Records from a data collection

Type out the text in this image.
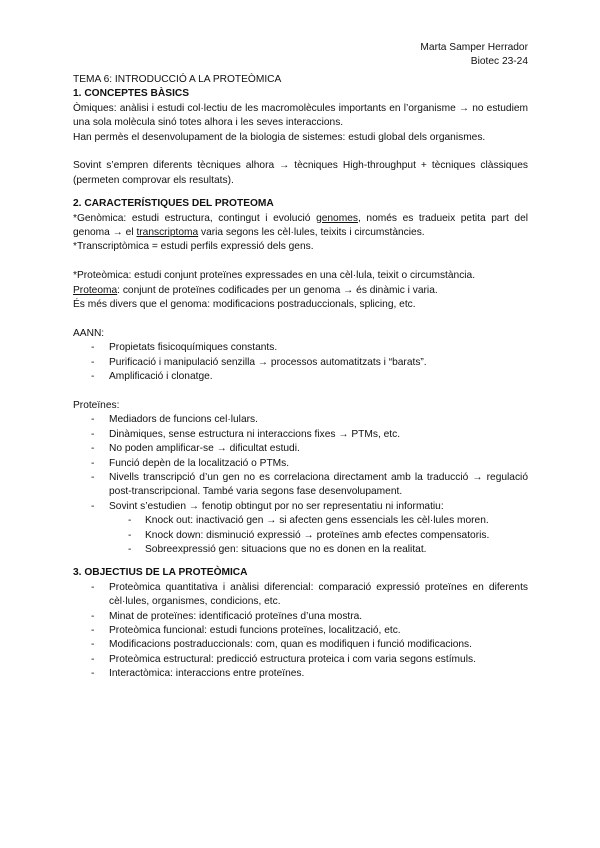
Marta Samper Herrador
Biotec 23-24

TEMA 6: INTRODUCCIÓ A LA PROTEÒMICA

1. CONCEPTES BÀSICS

Òmiques: anàlisi i estudi col·lectiu de les macromolècules importants en l’organisme → no estudiem una sola molècula sinó totes alhora i les seves interaccions.

Han permès el desenvolupament de la biologia de sistemes: estudi global dels organismes.

Sovint s’empren diferents tècniques alhora → tècniques High-throughput + tècniques clàssiques (permeten comprovar els resultats).

2. CARACTERÍSTIQUES DEL PROTEOMA

*Genòmica: estudi estructura, contingut i evolució genomes, només es tradueix petita part del genoma → el transcriptoma varia segons les cèl·lules, teixits i circumstàncies.

*Transcriptòmica = estudi perfils expressió dels gens.

*Proteòmica: estudi conjunt proteïnes expressades en una cèl·lula, teixit o circumstància.

Proteoma: conjunt de proteïnes codificades per un genoma → és dinàmic i varia.

És més divers que el genoma: modificacions postraduccionals, splicing, etc.

AANN:

- Propietats fisicoquímiques constants.
- Purificació i manipulació senzilla → processos automatitzats i “barats”.
- Amplificació i clonatge.

Proteïnes:

- Mediadors de funcions cel·lulars.
- Dinàmiques, sense estructura ni interaccions fixes → PTMs, etc.
- No poden amplificar-se → dificultat estudi.
- Funció depèn de la localització o PTMs.
- Nivells transcripció d’un gen no es correlaciona directament amb la traducció → regulació post-transcripcional. També varia segons fase desenvolupament.
- Sovint s’estudien → fenotip obtingut por no ser representatiu ni informatiu:
- Knock out: inactivació gen → si afecten gens essencials les cèl·lules moren.
- Knock down: disminució expressió → proteïnes amb efectes compensatoris.
- Sobreexpressió gen: situacions que no es donen en la realitat.

3. OBJECTIUS DE LA PROTEÒMICA

- Proteòmica quantitativa i anàlisi diferencial: comparació expressió proteïnes en diferents cèl·lules, organismes, condicions, etc.
- Minat de proteïnes: identificació proteïnes d’una mostra.
- Proteòmica funcional: estudi funcions proteïnes, localització, etc.
- Modificacions postraduccionals: com, quan es modifiquen i funció modificacions.
- Proteòmica estructural: predicció estructura proteica i com varia segons estímuls.
- Interactòmica: interaccions entre proteïnes.
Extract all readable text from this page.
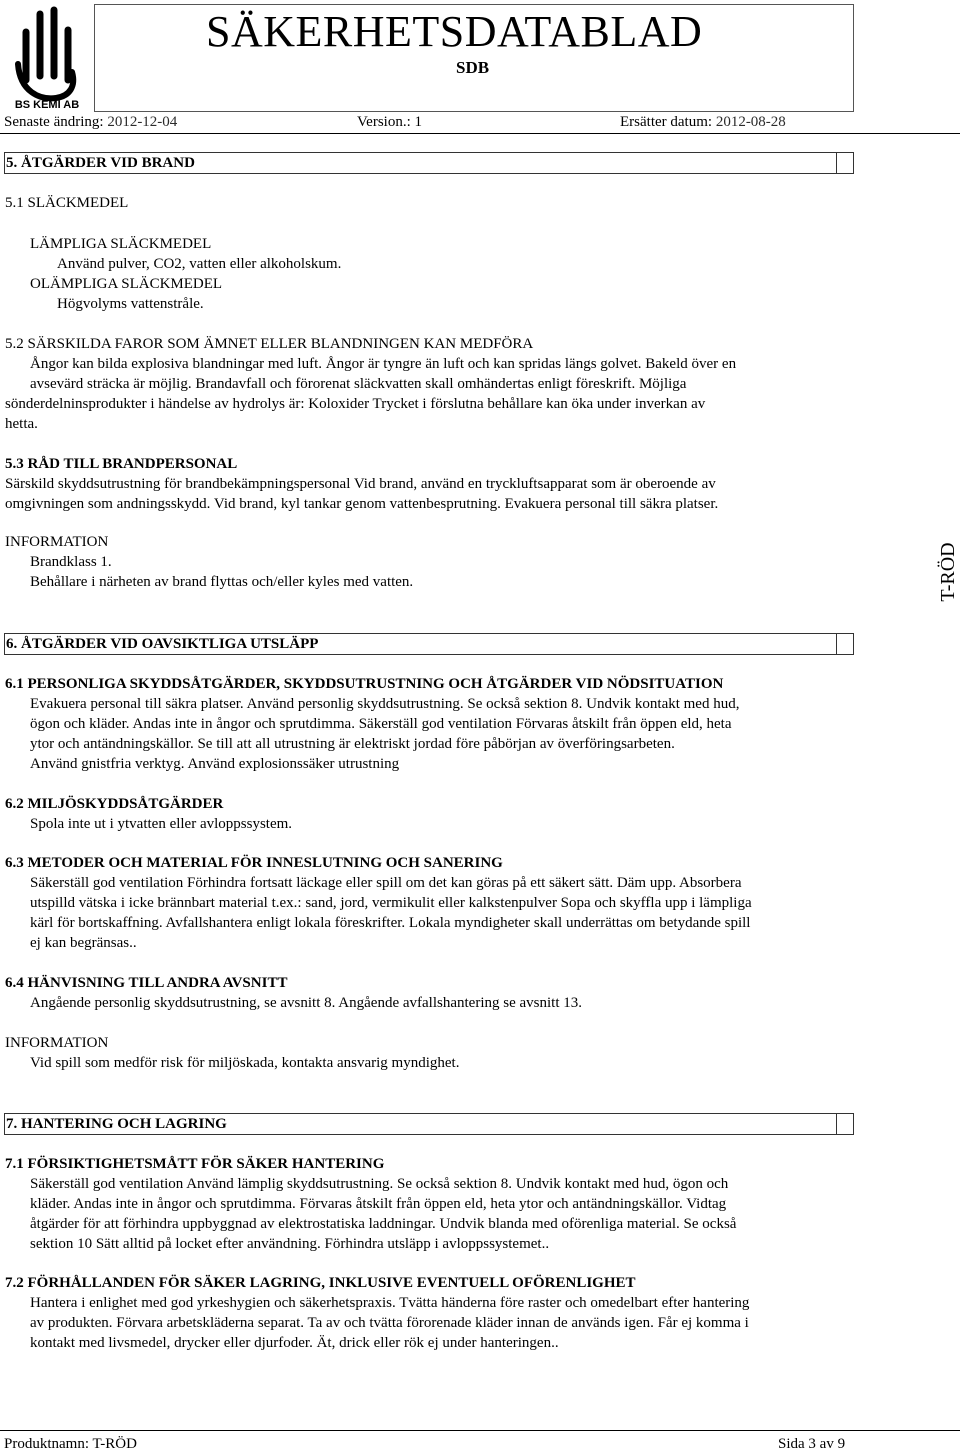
BS KEMI AB
SÄKERHETSDATABLAD
SDB
Senaste ändring: 2012-12-04	Version.: 1	Ersätter datum: 2012-08-28
T-RÖD
5. ÅTGÄRDER VID BRAND
5.1 SLÄCKMEDEL
LÄMPLIGA SLÄCKMEDEL
Använd pulver, CO2, vatten eller alkoholskum.
OLÄMPLIGA SLÄCKMEDEL
Högvolyms vattenstråle.
5.2 SÄRSKILDA FAROR SOM ÄMNET ELLER BLANDNINGEN KAN MEDFÖRA
Ångor kan bilda explosiva blandningar med luft. Ångor är tyngre än luft och kan spridas längs golvet. Bakeld över en
avsevärd sträcka är möjlig. Brandavfall och förorenat släckvatten skall omhändertas enligt föreskrift. Möjliga
sönderdelninsprodukter i händelse av hydrolys är: Koloxider Trycket i förslutna behållare kan öka under inverkan av
hetta.
5.3 RÅD TILL BRANDPERSONAL
Särskild skyddsutrustning för brandbekämpningspersonal Vid brand, använd en tryckluftsapparat som är oberoende av
omgivningen som andningsskydd. Vid brand, kyl tankar genom vattenbesprutning. Evakuera personal till säkra platser.
INFORMATION
Brandklass 1.
Behållare i närheten av brand flyttas och/eller kyles med vatten.
6. ÅTGÄRDER VID OAVSIKTLIGA UTSLÄPP
6.1 PERSONLIGA SKYDDSÅTGÄRDER, SKYDDSUTRUSTNING OCH ÅTGÄRDER VID NÖDSITUATION
Evakuera personal till säkra platser. Använd personlig skyddsutrustning. Se också sektion 8. Undvik kontakt med hud,
ögon och kläder. Andas inte in ångor och sprutdimma. Säkerställ god ventilation Förvaras åtskilt från öppen eld, heta
ytor och antändningskällor. Se till att all utrustning är elektriskt jordad före påbörjan av överföringsarbeten.
Använd gnistfria verktyg. Använd explosionssäker utrustning
6.2 MILJÖSKYDDSÅTGÄRDER
Spola inte ut i ytvatten eller avloppssystem.
6.3 METODER OCH MATERIAL FÖR INNESLUTNING OCH SANERING
Säkerställ god ventilation Förhindra fortsatt läckage eller spill om det kan göras på ett säkert sätt. Däm upp. Absorbera
utspilld vätska i icke brännbart material t.ex.: sand, jord, vermikulit eller kalkstenpulver Sopa och skyffla upp i lämpliga
kärl för bortskaffning. Avfallshantera enligt lokala föreskrifter. Lokala myndigheter skall underrättas om betydande spill
ej kan begränsas..
6.4 HÄNVISNING TILL ANDRA AVSNITT
Angående personlig skyddsutrustning, se avsnitt 8. Angående avfallshantering se avsnitt 13.
INFORMATION
Vid spill som medför risk för miljöskada, kontakta ansvarig myndighet.
7. HANTERING OCH LAGRING
7.1 FÖRSIKTIGHETSMÅTT FÖR SÄKER HANTERING
Säkerställ god ventilation Använd lämplig skyddsutrustning. Se också sektion 8. Undvik kontakt med hud, ögon och
kläder. Andas inte in ångor och sprutdimma. Förvaras åtskilt från öppen eld, heta ytor och antändningskällor. Vidtag
åtgärder för att förhindra uppbyggnad av elektrostatiska laddningar. Undvik blanda med oförenliga material. Se också
sektion 10 Sätt alltid på locket efter användning. Förhindra utsläpp i avloppssystemet..
7.2 FÖRHÅLLANDEN FÖR SÄKER LAGRING, INKLUSIVE EVENTUELL OFÖRENLIGHET
Hantera i enlighet med god yrkeshygien och säkerhetspraxis. Tvätta händerna före raster och omedelbart efter hantering
av produkten. Förvara arbetskläderna separat. Ta av och tvätta förorenade kläder innan de används igen. Får ej komma i
kontakt med livsmedel, drycker eller djurfoder. Ät, drick eller rök ej under hanteringen..
Produktnamn: T-RÖD	Sida 3 av 9
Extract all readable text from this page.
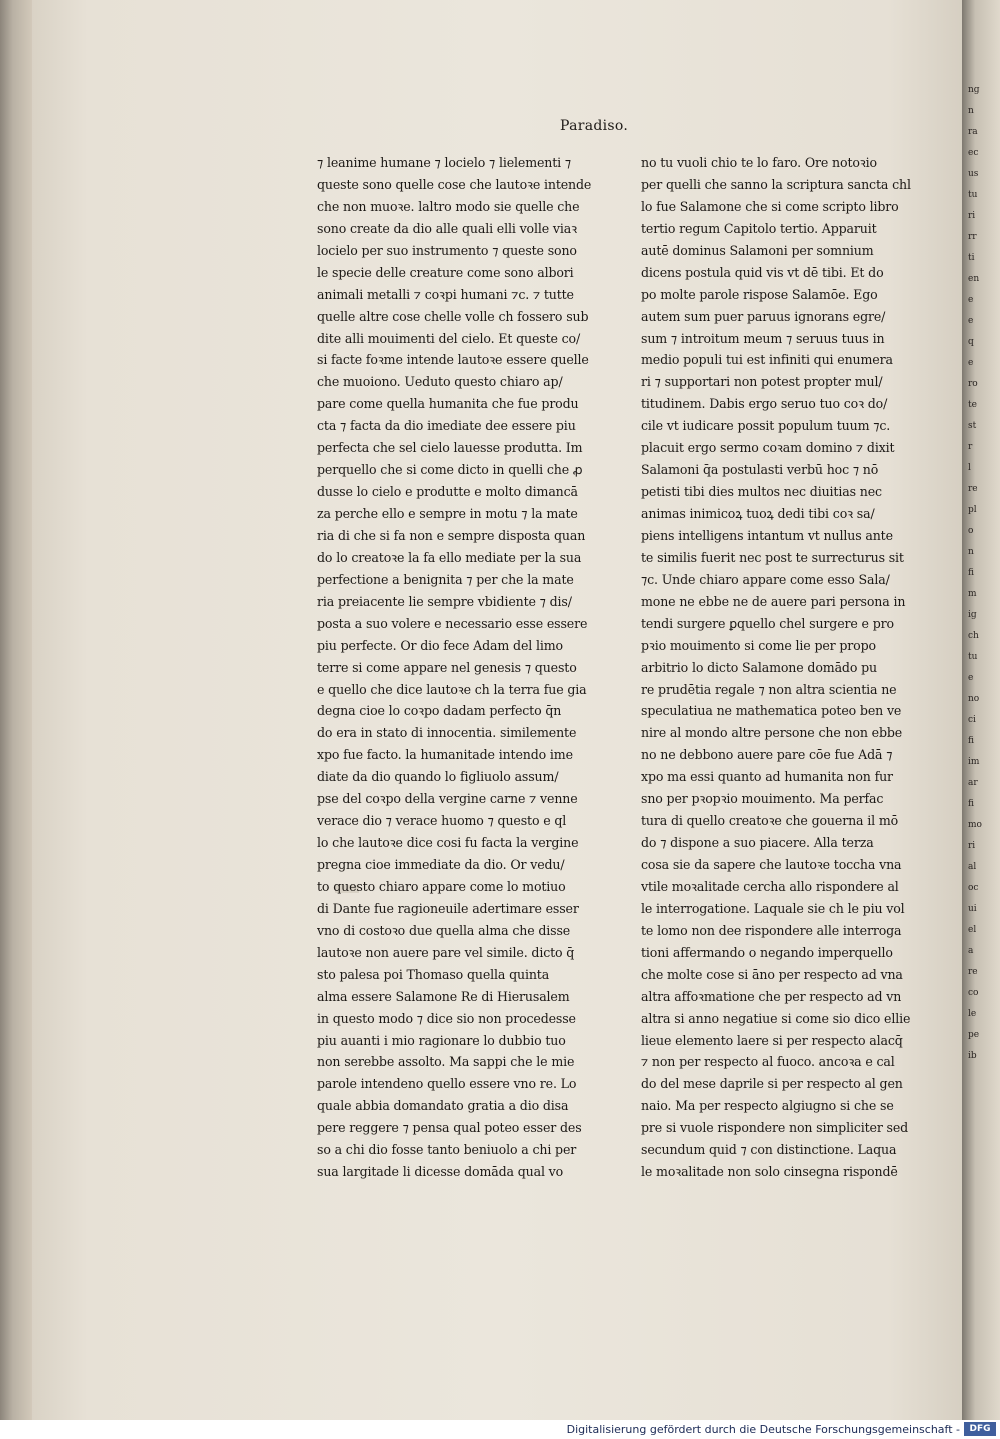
ng
n
ra
ec
us
tu
ri
rr
ti
en
e
e
q
e
ro
te
st
r
l
re
pl
o
n
fi
m
ig
ch
tu
e
no
ci
fi
im
ar
fi
mo
ri
al
oc
ui
el
a
re
co
le
pe
ib
Paradiso.
⁊ leanime humane ⁊ locielo ⁊ lielementi ⁊
queste sono quelle cose che lautoꝛe intende
che non muoꝛe. laltro modo sie quelle che
sono create da dio alle quali elli volle viaꝛ
locielo per suo instrumento ⁊ queste sono
le specie delle creature come sono albori
animali metalli ⁊ coꝛpi humani ⁊c. ⁊ tutte
quelle altre cose chelle volle ch fossero sub
dite alli mouimenti del cielo. Et queste co/
si facte foꝛme intende lautoꝛe essere quelle
che muoiono. Ueduto questo chiaro ap/
pare come quella humanita che fue produ
cta ⁊ facta da dio imediate dee essere piu
perfecta che sel cielo lauesse produtta. Im
perquello che si come dicto in quelli che ꝓ
dusse lo cielo e produtte e molto dimancā
za perche ello e sempre in motu ⁊ la mate
ria di che si fa non e sempre disposta quan
do lo creatoꝛe la fa ello mediate per la sua
perfectione a benignita ⁊ per che la mate
ria preiacente lie sempre vbidiente ⁊ dis/
posta a suo volere e necessario esse essere
piu perfecte. Or dio fece Adam del limo
terre si come appare nel genesis ⁊ questo
e quello che dice lautoꝛe ch la terra fue gia
degna cioe lo coꝛpo dadam perfecto q̄n
do era in stato di innocentia. similemente
xpo fue facto. la humanitade intendo ime
diate da dio quando lo figliuolo assum/
pse del coꝛpo della vergine carne ⁊ venne
verace dio ⁊ verace huomo ⁊ questo e ql
lo che lautoꝛe dice cosi fu facta la vergine
pregna cioe immediate da dio. Or vedu/
to questo chiaro appare come lo motiuo
di Dante fue ragioneuile adertimare esser
vno di costoꝛo due quella alma che disse
lautoꝛe non auere pare vel simile. dicto q̄
sto palesa poi Thomaso quella quinta
alma essere Salamone Re di Hierusalem
in questo modo ⁊ dice sio non procedesse
piu auanti i mio ragionare lo dubbio tuo
non serebbe assolto. Ma sappi che le mie
parole intendeno quello essere vno re. Lo
quale abbia domandato gratia a dio disa
pere reggere ⁊ pensa qual poteo esser des
so a chi dio fosse tanto beniuolo a chi per
sua largitade li dicesse domāda qual vo
no tu vuoli chio te lo faro. Ore notoꝛio
per quelli che sanno la scriptura sancta chl
lo fue Salamone che si come scripto libro
tertio regum Capitolo tertio. Apparuit
autē dominus Salamoni per somnium
dicens postula quid vis vt dē tibi. Et do
po molte parole rispose Salamōe. Ego
autem sum puer paruus ignorans egre/
sum ⁊ introitum meum ⁊ seruus tuus in
medio populi tui est infiniti qui enumera
ri ⁊ supportari non potest propter mul/
titudinem. Dabis ergo seruo tuo coꝛ do/
cile vt iudicare possit populum tuum ⁊c.
placuit ergo sermo coꝛam domino ⁊ dixit
Salamoni q̄a postulasti verbū hoc ⁊ nō
petisti tibi dies multos nec diuitias nec
animas inimicoꝝ tuoꝝ dedi tibi coꝛ sa/
piens intelligens intantum vt nullus ante
te similis fuerit nec post te surrecturus sit
⁊c. Unde chiaro appare come esso Sala/
mone ne ebbe ne de auere pari persona in
tendi surgere ꝑquello chel surgere e pro
pꝛio mouimento si come lie per propo
arbitrio lo dicto Salamone domādo pu
re prudētia regale ⁊ non altra scientia ne
speculatiua ne mathematica poteo ben ve
nire al mondo altre persone che non ebbe
no ne debbono auere pare cōe fue Adā ⁊
xpo ma essi quanto ad humanita non fur
sno per pꝛopꝛio mouimento. Ma perfac
tura di quello creatoꝛe che gouerna il mō
do ⁊ dispone a suo piacere. Alla terza
cosa sie da sapere che lautoꝛe toccha vna
vtile moꝛalitade cercha allo rispondere al
le interrogatione. Laquale sie ch le piu vol
te lomo non dee rispondere alle interroga
tioni affermando o negando imperquello
che molte cose si āno per respecto ad vna
altra affoꝛmatione che per respecto ad vn
altra si anno negatiue si come sio dico ellie
lieue elemento laere si per respecto alacq̄
⁊ non per respecto al fuoco. ancoꝛa e cal
do del mese daprile si per respecto al gen
naio. Ma per respecto algiugno si che se
pre si vuole rispondere non simpliciter sed
secundum quid ⁊ con distinctione. Laqua
le moꝛalitade non solo cinsegna rispondē
Digitalisierung gefördert durch die Deutsche Forschungsgemeinschaft -	DFG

## Requirement
Scan the records above for the string "locielo", then select every line that holds it.

## Worked solution
⁊ leanime humane ⁊ locielo ⁊ lielementi ⁊
locielo per suo instrumento ⁊ queste sono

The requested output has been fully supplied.